— GIVEN INSTRUCTION —
Swap every "bubble" in the following items for "droplet" and leave everything else as it is.

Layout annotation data
-- Start --
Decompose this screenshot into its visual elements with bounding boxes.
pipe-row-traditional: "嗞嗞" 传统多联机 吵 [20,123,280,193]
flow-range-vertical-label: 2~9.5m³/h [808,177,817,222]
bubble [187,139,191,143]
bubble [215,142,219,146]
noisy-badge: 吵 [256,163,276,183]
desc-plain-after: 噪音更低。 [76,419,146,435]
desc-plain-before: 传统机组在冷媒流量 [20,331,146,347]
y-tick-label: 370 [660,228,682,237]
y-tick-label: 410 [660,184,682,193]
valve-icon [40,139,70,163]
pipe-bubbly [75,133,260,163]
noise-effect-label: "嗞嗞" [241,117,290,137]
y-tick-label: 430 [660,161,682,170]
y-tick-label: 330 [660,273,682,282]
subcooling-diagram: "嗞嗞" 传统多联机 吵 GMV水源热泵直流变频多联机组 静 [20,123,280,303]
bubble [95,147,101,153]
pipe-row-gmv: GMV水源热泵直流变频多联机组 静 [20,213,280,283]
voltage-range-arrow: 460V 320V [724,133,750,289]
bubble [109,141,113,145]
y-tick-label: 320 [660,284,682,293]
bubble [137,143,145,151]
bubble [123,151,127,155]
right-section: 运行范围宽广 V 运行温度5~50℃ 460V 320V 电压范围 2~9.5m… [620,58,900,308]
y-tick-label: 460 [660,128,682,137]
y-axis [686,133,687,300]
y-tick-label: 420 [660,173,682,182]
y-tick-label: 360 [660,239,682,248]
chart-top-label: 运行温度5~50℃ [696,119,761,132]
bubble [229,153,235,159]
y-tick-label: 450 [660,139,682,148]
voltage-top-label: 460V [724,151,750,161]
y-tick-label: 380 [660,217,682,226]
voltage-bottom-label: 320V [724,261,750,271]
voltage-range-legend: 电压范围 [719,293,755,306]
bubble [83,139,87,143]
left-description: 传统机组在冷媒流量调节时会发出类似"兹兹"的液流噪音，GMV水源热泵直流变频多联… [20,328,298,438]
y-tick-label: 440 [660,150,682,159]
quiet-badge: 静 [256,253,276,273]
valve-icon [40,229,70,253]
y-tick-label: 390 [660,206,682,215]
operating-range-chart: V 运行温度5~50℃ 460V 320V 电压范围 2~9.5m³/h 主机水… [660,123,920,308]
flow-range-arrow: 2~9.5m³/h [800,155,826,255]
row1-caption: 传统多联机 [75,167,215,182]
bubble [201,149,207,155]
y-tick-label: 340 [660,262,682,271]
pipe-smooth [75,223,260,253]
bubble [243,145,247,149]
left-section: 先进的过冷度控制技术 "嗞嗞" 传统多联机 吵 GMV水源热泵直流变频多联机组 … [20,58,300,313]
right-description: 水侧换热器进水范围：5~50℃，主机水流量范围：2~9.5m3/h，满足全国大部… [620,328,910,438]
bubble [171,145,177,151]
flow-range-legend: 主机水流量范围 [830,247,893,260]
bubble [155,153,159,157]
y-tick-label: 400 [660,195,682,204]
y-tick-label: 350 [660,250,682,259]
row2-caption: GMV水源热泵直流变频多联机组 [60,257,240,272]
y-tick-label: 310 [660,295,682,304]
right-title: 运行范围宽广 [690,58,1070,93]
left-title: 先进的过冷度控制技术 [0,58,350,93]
-- End --
— EXERCISE RESULT —
Decompose this screenshot into its visual elements with bounding boxes.
pipe-row-traditional: "嗞嗞" 传统多联机 吵 [20,123,280,193]
flow-range-vertical-label: 2~9.5m³/h [808,177,817,222]
droplet [187,139,191,143]
droplet [215,142,219,146]
noisy-badge: 吵 [256,163,276,183]
desc-plain-after: 噪音更低。 [76,419,146,435]
desc-plain-before: 传统机组在冷媒流量 [20,331,146,347]
y-tick-label: 370 [660,228,682,237]
y-tick-label: 410 [660,184,682,193]
valve-icon [40,139,70,163]
pipe-bubbly [75,133,260,163]
noise-effect-label: "嗞嗞" [241,117,290,137]
y-tick-label: 430 [660,161,682,170]
y-tick-label: 330 [660,273,682,282]
subcooling-diagram: "嗞嗞" 传统多联机 吵 GMV水源热泵直流变频多联机组 静 [20,123,280,303]
droplet [95,147,101,153]
pipe-row-gmv: GMV水源热泵直流变频多联机组 静 [20,213,280,283]
voltage-range-arrow: 460V 320V [724,133,750,289]
droplet [109,141,113,145]
y-tick-label: 320 [660,284,682,293]
droplet [137,143,145,151]
droplet [123,151,127,155]
right-section: 运行范围宽广 V 运行温度5~50℃ 460V 320V 电压范围 2~9.5m… [620,58,900,308]
y-tick-label: 460 [660,128,682,137]
y-axis [686,133,687,300]
y-tick-label: 420 [660,173,682,182]
y-tick-label: 360 [660,239,682,248]
chart-top-label: 运行温度5~50℃ [696,119,761,132]
droplet [229,153,235,159]
y-tick-label: 450 [660,139,682,148]
voltage-top-label: 460V [724,151,750,161]
y-tick-label: 380 [660,217,682,226]
voltage-bottom-label: 320V [724,261,750,271]
voltage-range-legend: 电压范围 [719,293,755,306]
droplet [83,139,87,143]
left-description: 传统机组在冷媒流量调节时会发出类似"兹兹"的液流噪音，GMV水源热泵直流变频多联… [20,328,298,438]
y-tick-label: 440 [660,150,682,159]
quiet-badge: 静 [256,253,276,273]
valve-icon [40,229,70,253]
y-tick-label: 390 [660,206,682,215]
operating-range-chart: V 运行温度5~50℃ 460V 320V 电压范围 2~9.5m³/h 主机水… [660,123,920,308]
flow-range-arrow: 2~9.5m³/h [800,155,826,255]
row1-caption: 传统多联机 [75,167,215,182]
droplet [201,149,207,155]
y-tick-label: 340 [660,262,682,271]
pipe-smooth [75,223,260,253]
droplet [243,145,247,149]
left-section: 先进的过冷度控制技术 "嗞嗞" 传统多联机 吵 GMV水源热泵直流变频多联机组 … [20,58,300,313]
right-description: 水侧换热器进水范围：5~50℃，主机水流量范围：2~9.5m3/h，满足全国大部… [620,328,910,438]
droplet [171,145,177,151]
flow-range-legend: 主机水流量范围 [830,247,893,260]
droplet [155,153,159,157]
y-tick-label: 400 [660,195,682,204]
y-tick-label: 350 [660,250,682,259]
row2-caption: GMV水源热泵直流变频多联机组 [60,257,240,272]
y-tick-label: 310 [660,295,682,304]
right-title: 运行范围宽广 [690,58,1070,93]
left-title: 先进的过冷度控制技术 [0,58,350,93]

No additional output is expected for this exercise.